Extend the Star Trek forum thread below about Deep Space stations, starbases and quadrants, starting after its final sentence.

### [Text excerpt]
···
It is about an Earth supremist future.

Well, at least tiki torches are still popular in the 24th century...

Doesn’t that separation attempt to justify the “only ship in the quadrant” line from a film (Final Frontier?)

There's no saving the many times early Trek used quadrant and sector interchangeably.

I find my life is improved immeasurably by ignoring that Star Trek V: The Final Frontier ever happened at all :whistle:

You don't need your pain?
 
I think Deep Space 9 (and the entire Deep Space station program, both the 2360s ones and the K stations from the 2260s) was just a type of starbase, one operating in what the core Federation considered Deep Space. K-7 operated near disputed territory with the Klingons. DS9 operates in neutral space on the border with the Cardassian Union.

This old thread details some of the peculiarities and instances where DS9 is referred to as a starbase. IMO, starbase is just a generic term used by multiple polities to refer to waystations and ports for their star cruisers and spaceships. Some starbases are space stations, some are planetary installations, many are both.

DS9 was called DS9 even in the pilot episode when it was in orbit around Bajor, in Bajoran space. My impression is that DS9 and the Wormhole are also in Bajoran space. Ships undocking from DS9 and heading for the wormhole don't even go to warp speed before they go through the Wormhole.
 
"Deep Space" Stations should border UFP teritory and be the demarcation between "The Frontier" / Open Space and UFP sovereign territory..

Or Deep Space stations are just stations that are outside Federation space; they are either in unclaimed space (K-7) or another sovereign civilization's space (DS9).
 
A deep space station is not in Federation territory.
Canonically, Deep Space Station K7 is inside Federation territory [http://www.chakoteya.net/StarTrek/42.htm]:

SPOCK: Deep Space Station K7 now within sensor range, Captain.

[...]

KIRK: What is the position of the Klingon ship?
CHEKOV: A hundred kilometres off K7. It's just sitting there.

[...]

KIRK: Captain Koloth. About that apology.
KOLOTH: Yes?
KIRK: You have six hours to get your ship out of Federation territory.
(The tribbles shriek, Koloth makes a hasty bow and practically runs out of the room with Korax.)​
 
For whatever it's worth, in the novelverse Bajor joins the Federation and DS9 retains it's name.

I like the idea of "deep space" stations being outside of Fed territory, but "Trouble With Tribbles" doesn't support it.

I wonder though if "name" stations like Starbase Montgomery, Farscape Starbase Earheart and Yorktown Base are all somehow special constructs, made and placed apart from Starfleet's ideal base positioning. Or maybe it's just a political thing.

This is like trying to make sense of NCC numbers.
 
There's no saving the many times early Trek used quadrant and sector interchangeably.

...Like we today use hour and minute interchangeably?

There's no problem with having both quadrant and sector. And the former seems to be a subset of the latter, at least in ST2:TWoK, where the presence of the Reliant is increasingly unlikely when, as per Sulu's crescendo of statements, she's not just in the same sector, but also the same quadrant, and even showing signs of slowing.
···
### [Records provided]
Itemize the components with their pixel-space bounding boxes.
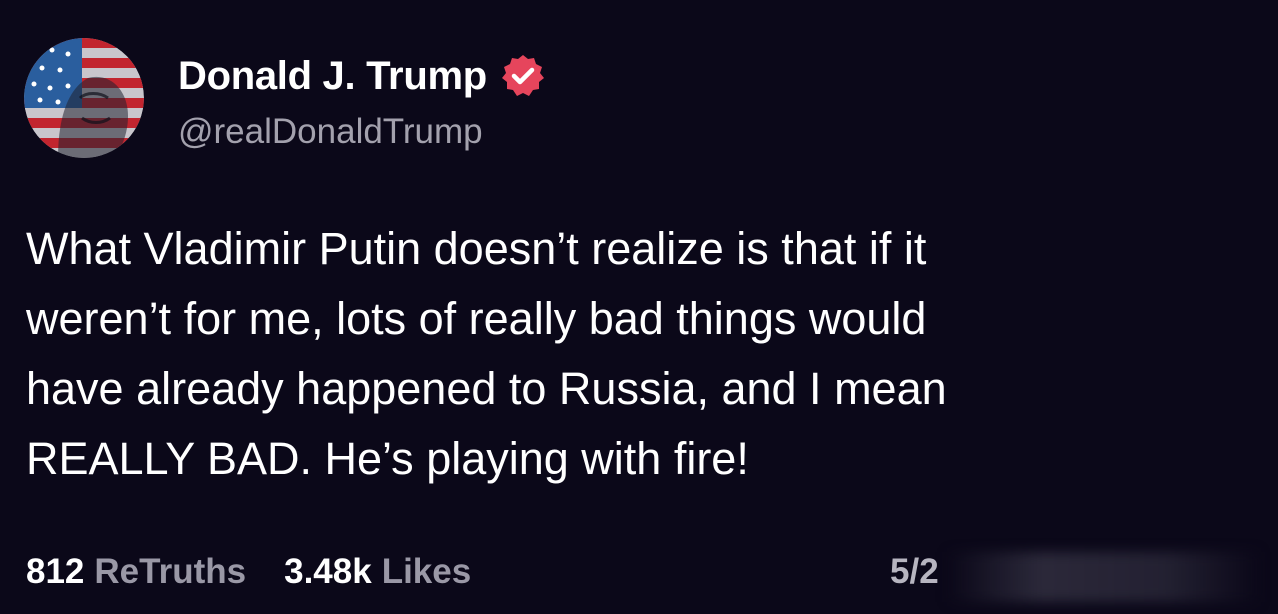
retruths-label: ReTruths: [94, 552, 247, 591]
post-text-line: weren’t for me, lots of really bad thing…: [26, 293, 927, 344]
post-text-line: REALLY BAD. He’s playing with fire!: [26, 433, 749, 484]
post-card: Donald J. Trump @realDonaldTrump What Vl…: [0, 0, 1278, 614]
post-text-line: What Vladimir Putin doesn’t realize is t…: [26, 223, 927, 274]
avatar[interactable]: [24, 38, 144, 158]
verified-badge-icon: [499, 52, 547, 100]
blurred-region: [948, 552, 1258, 602]
post-body: What Vladimir Putin doesn’t realize is t…: [26, 214, 1226, 494]
post-timestamp[interactable]: 5/2: [890, 552, 939, 592]
likes-label: Likes: [381, 552, 472, 591]
post-text-line: have already happened to Russia, and I m…: [26, 363, 947, 414]
author-row: Donald J. Trump: [178, 52, 547, 100]
likes-stat[interactable]: 3.48k Likes: [284, 552, 471, 592]
flag-portrait-avatar-icon: [24, 38, 144, 158]
author-display-name[interactable]: Donald J. Trump: [178, 54, 487, 99]
retruths-count: 812: [26, 552, 85, 591]
retruths-stat[interactable]: 812 ReTruths: [26, 552, 246, 592]
likes-count: 3.48k: [284, 552, 372, 591]
post-stats: 812 ReTruths 3.48k Likes: [26, 552, 471, 592]
author-handle[interactable]: @realDonaldTrump: [178, 112, 483, 152]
···
### [Expected answer]
Quadrants tend to occur when there's a specific destination there - perhaps a single star system, even. Which is fine, and the only real problem is that dividing a generic volume in four (rather than, say, eight) is much less convenient than dividing the flat disk of the galaxy in four.

KIRK: Captain Koloth. About that apology.
KOLOTH: Yes?
KIRK: You have six hours to get your ship out of Federation territory.

True enough. Since the story revolves around contested neutral territory, though, and since the Klingons apparently have a comparable "outpost" a mere parsec away, we're clearly talking borderlands here. Might be this qualifies - or then there might even be a special arrangement of neutrality as regards the outposts from which the two sides compete over Sherman's, requiring Starfleet to call its outpost "deep space station" rather than "starbase".

(Heck, perhaps the outposts themselves are territory, even when they don't reside within territory? Meaning that technically, Koloth could reverse his ship out of the parking lot and then remain loitering there, out of spite - but obviously he won't do that in this particular situation!)

Timo Saloniemi
 
That doesn't work too well, though, since even though DS9 and DSK-7 are at the apparent outer borders of the UFP, they are also right next to the core UFP planets - far closer than many other targets visited by our heroes, in terms of travel time references or direct distance references.

Sure, the space where the UFP meets the Klingon Empire must have felt deep at one time. But that time was past after Archer's first journey already ("Broken Bow"). And it takes at most a week to go from Bajor to core and back on a dinky runabout, apparent top speed below warp five ("Defiant", "Dax").

Might be the UFP still divides its space into shallow, middling and deep by dividing every line from Earth to the border into these three segments. But the line is awfully short in the directions of the known DS stations...

Timo Saloniemi
 
Regardless of the nomenclature, the travel time from

The farthest reaches of the galaxy. One of the most remote outposts available....Right here, in the wilderness.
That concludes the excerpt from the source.